Set exercise - Only the pictures are to be left out; set down the rest of the records exactly.

Information given -
BEGIN
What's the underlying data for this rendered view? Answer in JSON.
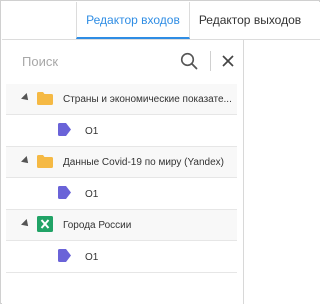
{
  "tabs": {
    "inputs_label": "Редактор входов",
    "outputs_label": "Редактор выходов"
  },
  "search": {
    "placeholder": "Поиск",
    "value": ""
  },
  "tree": {
    "nodes": [
      {
        "type": "folder",
        "label": "Страны и экономические показате...",
        "children": [
          {
            "label": "O1"
          }
        ]
      },
      {
        "type": "folder",
        "label": "Данные Covid-19 по миру (Yandex)",
        "children": [
          {
            "label": "O1"
          }
        ]
      },
      {
        "type": "excel",
        "label": "Города России",
        "children": [
          {
            "label": "O1"
          }
        ]
      }
    ]
  },
  "colors": {
    "accent": "#2f8de4",
    "folder": "#f5b944",
    "excel": "#21a366",
    "tag": "#6a63d8"
  }
}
END
Exercise solution -
What's the underlying data for this rendered view? Answer in JSON.
{
  "tabs": {
    "inputs_label": "Редактор входов",
    "outputs_label": "Редактор выходов"
  },
  "search": {
    "placeholder": "Поиск",
    "value": ""
  },
  "tree": {
    "nodes": [
      {
        "type": "folder",
        "label": "Страны и экономические показате...",
        "children": [
          {
            "label": "O1"
          }
        ]
      },
      {
        "type": "folder",
        "label": "Данные Covid-19 по миру (Yandex)",
        "children": [
          {
            "label": "O1"
          }
        ]
      },
      {
        "type": "excel",
        "label": "Города России",
        "children": [
          {
            "label": "O1"
          }
        ]
      }
    ]
  },
  "colors": {
    "accent": "#2f8de4",
    "folder": "#f5b944",
    "excel": "#21a366",
    "tag": "#6a63d8"
  }
}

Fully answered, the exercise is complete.